What is required: Repeat each entry as written, dropping any picture you find.
=== Recorded information ===
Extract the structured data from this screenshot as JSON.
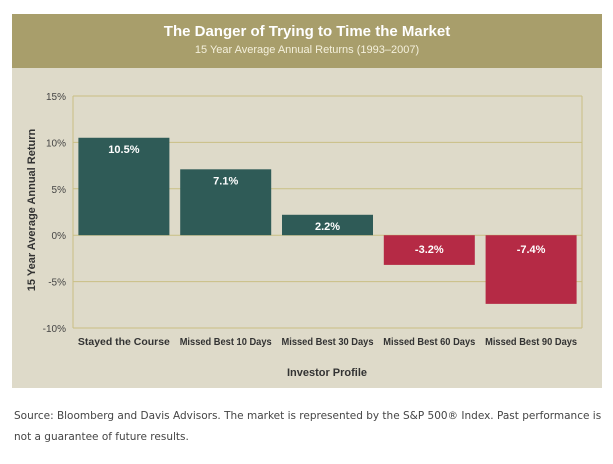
{
  "chart_data": {
    "type": "bar",
    "title": "The Danger of Trying to Time the Market",
    "subtitle": "15 Year Average Annual Returns (1993–2007)",
    "xlabel": "Investor Profile",
    "ylabel": "15 Year Average Annual Return",
    "categories": [
      "Stayed the Course",
      "Missed Best 10 Days",
      "Missed Best 30 Days",
      "Missed Best 60 Days",
      "Missed Best 90 Days"
    ],
    "values": [
      10.5,
      7.1,
      2.2,
      -3.2,
      -7.4
    ],
    "value_labels": [
      "10.5%",
      "7.1%",
      "2.2%",
      "-3.2%",
      "-7.4%"
    ],
    "ylim": [
      -10,
      15
    ],
    "yticks": [
      15,
      10,
      5,
      0,
      -5,
      -10
    ],
    "ytick_labels": [
      "15%",
      "10%",
      "5%",
      "0%",
      "-5%",
      "-10%"
    ],
    "grid": true,
    "colors": {
      "positive": "#2f5b57",
      "negative": "#b52a45",
      "gridline": "#c9bf84",
      "header": "#a89e6b",
      "panel": "#dedac9"
    }
  },
  "footnote": "Source: Bloomberg and Davis Advisors. The market is represented by the S&P 500® Index. Past performance is not a guarantee of future results."
}
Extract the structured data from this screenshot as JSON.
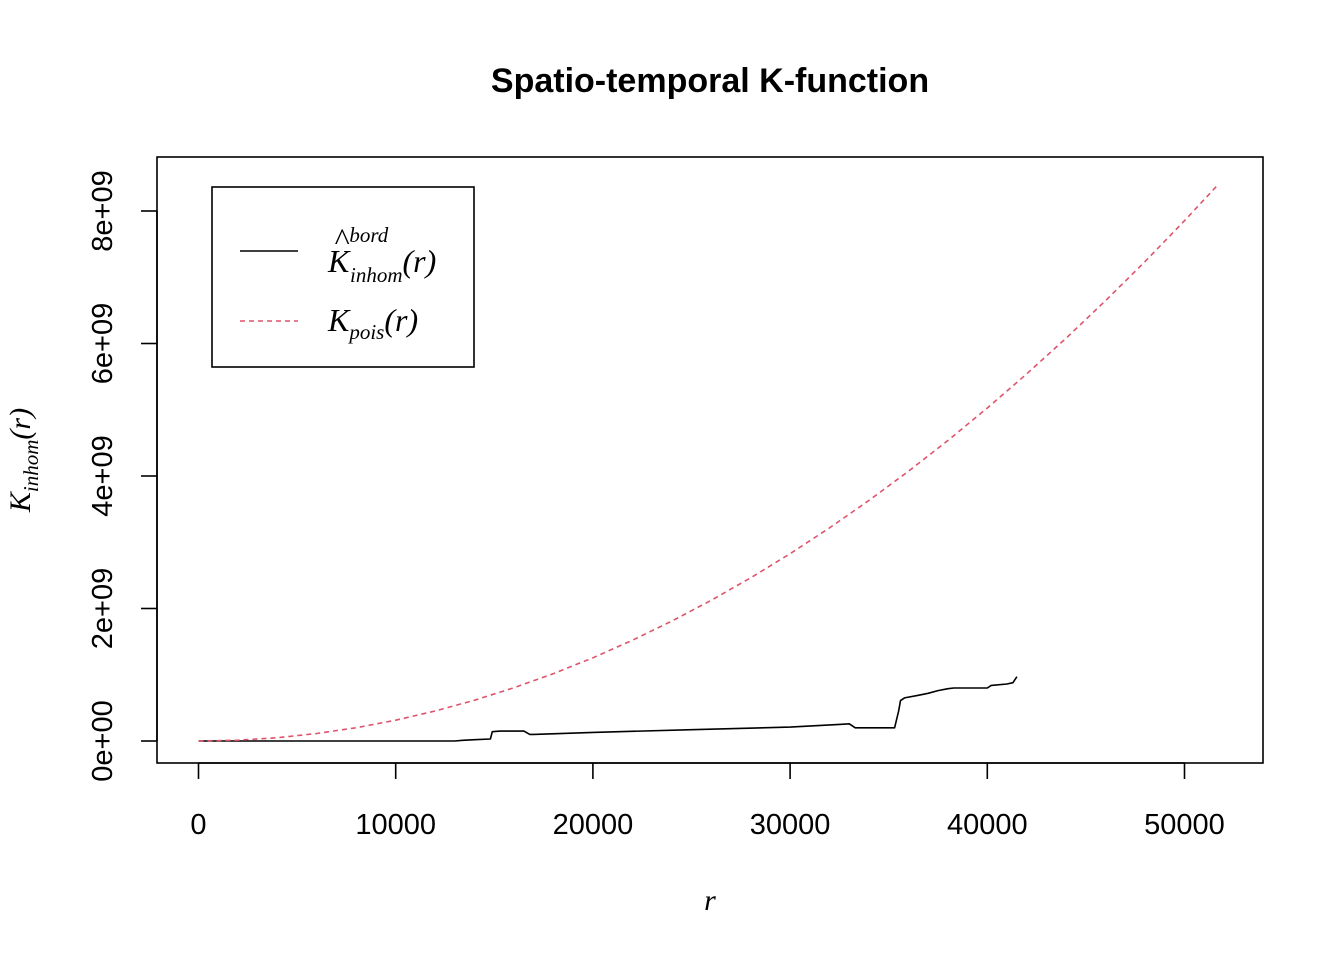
{
  "chart_data": {
    "type": "line",
    "title": "Spatio-temporal K-function",
    "xlabel": "r",
    "ylabel": {
      "main": "K",
      "sub": "inhom",
      "arg": "(r)"
    },
    "xlim": [
      0,
      52000
    ],
    "ylim": [
      0,
      8400000000
    ],
    "x_ticks": [
      0,
      10000,
      20000,
      30000,
      40000,
      50000
    ],
    "x_tick_labels": [
      "0",
      "10000",
      "20000",
      "30000",
      "40000",
      "50000"
    ],
    "y_ticks": [
      0,
      2000000000,
      4000000000,
      6000000000,
      8000000000
    ],
    "y_tick_labels": [
      "0e+00",
      "2e+09",
      "4e+09",
      "6e+09",
      "8e+09"
    ],
    "grid": false,
    "legend_position": "top-left",
    "series": [
      {
        "key": "bord",
        "legend": {
          "main": "K",
          "hat": "^",
          "sup": "bord",
          "sub": "inhom",
          "arg": "(r)"
        },
        "color": "#000000",
        "dash": "solid",
        "x": [
          0,
          5000,
          10000,
          13000,
          13400,
          14000,
          14800,
          14900,
          15300,
          16500,
          16800,
          17000,
          20000,
          25000,
          30000,
          32500,
          33000,
          33300,
          35300,
          35500,
          35600,
          35800,
          36500,
          37000,
          37500,
          38000,
          38300,
          39000,
          39500,
          40000,
          40200,
          41000,
          41300,
          41500
        ],
        "y": [
          0,
          0,
          0,
          0,
          10000000,
          20000000,
          30000000,
          140000000,
          150000000,
          150000000,
          100000000,
          100000000,
          130000000,
          170000000,
          210000000,
          250000000,
          260000000,
          200000000,
          200000000,
          450000000,
          610000000,
          650000000,
          690000000,
          720000000,
          760000000,
          790000000,
          800000000,
          800000000,
          800000000,
          800000000,
          840000000,
          860000000,
          880000000,
          970000000
        ]
      },
      {
        "key": "pois",
        "legend": {
          "main": "K",
          "sub": "pois",
          "arg": "(r)"
        },
        "color": "#DF536B",
        "dash": "dashed",
        "x": [
          0,
          2000,
          4000,
          6000,
          8000,
          10000,
          12000,
          14000,
          16000,
          18000,
          20000,
          22000,
          24000,
          26000,
          28000,
          30000,
          32000,
          34000,
          36000,
          38000,
          40000,
          42000,
          44000,
          46000,
          48000,
          50000,
          51700
        ],
        "y": [
          0,
          12600000,
          50300000,
          113100000,
          201100000,
          314200000,
          452400000,
          615800000,
          804200000,
          1017900000,
          1256600000,
          1520500000,
          1809600000,
          2123700000,
          2463000000,
          2827400000,
          3217000000,
          3631700000,
          4071500000,
          4536500000,
          5026500000,
          5541800000,
          6082100000,
          6647600000,
          7238200000,
          7854000000,
          8397000000
        ]
      }
    ]
  }
}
===
Output of the task:
Extract the structured data from this screenshot as JSON.
{
  "chart_data": {
    "type": "bar",
    "title": "The Danger of Trying to Time the Market",
    "subtitle": "15 Year Average Annual Returns (1993–2007)",
    "xlabel": "Investor Profile",
    "ylabel": "15 Year Average Annual Return",
    "categories": [
      "Stayed the Course",
      "Missed Best 10 Days",
      "Missed Best 30 Days",
      "Missed Best 60 Days",
      "Missed Best 90 Days"
    ],
    "values": [
      10.5,
      7.1,
      2.2,
      -3.2,
      -7.4
    ],
    "value_labels": [
      "10.5%",
      "7.1%",
      "2.2%",
      "-3.2%",
      "-7.4%"
    ],
    "ylim": [
      -10,
      15
    ],
    "yticks": [
      15,
      10,
      5,
      0,
      -5,
      -10
    ],
    "ytick_labels": [
      "15%",
      "10%",
      "5%",
      "0%",
      "-5%",
      "-10%"
    ],
    "grid": true,
    "colors": {
      "positive": "#2f5b57",
      "negative": "#b52a45",
      "gridline": "#c9bf84",
      "header": "#a89e6b",
      "panel": "#dedac9"
    }
  },
  "footnote": "Source: Bloomberg and Davis Advisors. The market is represented by the S&P 500® Index. Past performance is not a guarantee of future results."
}
Extract the structured data from this screenshot as JSON.
{
  "chart_data": {
    "type": "line",
    "title": "Spatio-temporal K-function",
    "xlabel": "r",
    "ylabel": {
      "main": "K",
      "sub": "inhom",
      "arg": "(r)"
    },
    "xlim": [
      0,
      52000
    ],
    "ylim": [
      0,
      8400000000
    ],
    "x_ticks": [
      0,
      10000,
      20000,
      30000,
      40000,
      50000
    ],
    "x_tick_labels": [
      "0",
      "10000",
      "20000",
      "30000",
      "40000",
      "50000"
    ],
    "y_ticks": [
      0,
      2000000000,
      4000000000,
      6000000000,
      8000000000
    ],
    "y_tick_labels": [
      "0e+00",
      "2e+09",
      "4e+09",
      "6e+09",
      "8e+09"
    ],
    "grid": false,
    "legend_position": "top-left",
    "series": [
      {
        "key": "bord",
        "legend": {
          "main": "K",
          "hat": "^",
          "sup": "bord",
          "sub": "inhom",
          "arg": "(r)"
        },
        "color": "#000000",
        "dash": "solid",
        "x": [
          0,
          5000,
          10000,
          13000,
          13400,
          14000,
          14800,
          14900,
          15300,
          16500,
          16800,
          17000,
          20000,
          25000,
          30000,
          32500,
          33000,
          33300,
          35300,
          35500,
          35600,
          35800,
          36500,
          37000,
          37500,
          38000,
          38300,
          39000,
          39500,
          40000,
          40200,
          41000,
          41300,
          41500
        ],
        "y": [
          0,
          0,
          0,
          0,
          10000000,
          20000000,
          30000000,
          140000000,
          150000000,
          150000000,
          100000000,
          100000000,
          130000000,
          170000000,
          210000000,
          250000000,
          260000000,
          200000000,
          200000000,
          450000000,
          610000000,
          650000000,
          690000000,
          720000000,
          760000000,
          790000000,
          800000000,
          800000000,
          800000000,
          800000000,
          840000000,
          860000000,
          880000000,
          970000000
        ]
      },
      {
        "key": "pois",
        "legend": {
          "main": "K",
          "sub": "pois",
          "arg": "(r)"
        },
        "color": "#DF536B",
        "dash": "dashed",
        "x": [
          0,
          2000,
          4000,
          6000,
          8000,
          10000,
          12000,
          14000,
          16000,
          18000,
          20000,
          22000,
          24000,
          26000,
          28000,
          30000,
          32000,
          34000,
          36000,
          38000,
          40000,
          42000,
          44000,
          46000,
          48000,
          50000,
          51700
        ],
        "y": [
          0,
          12600000,
          50300000,
          113100000,
          201100000,
          314200000,
          452400000,
          615800000,
          804200000,
          1017900000,
          1256600000,
          1520500000,
          1809600000,
          2123700000,
          2463000000,
          2827400000,
          3217000000,
          3631700000,
          4071500000,
          4536500000,
          5026500000,
          5541800000,
          6082100000,
          6647600000,
          7238200000,
          7854000000,
          8397000000
        ]
      }
    ]
  }
}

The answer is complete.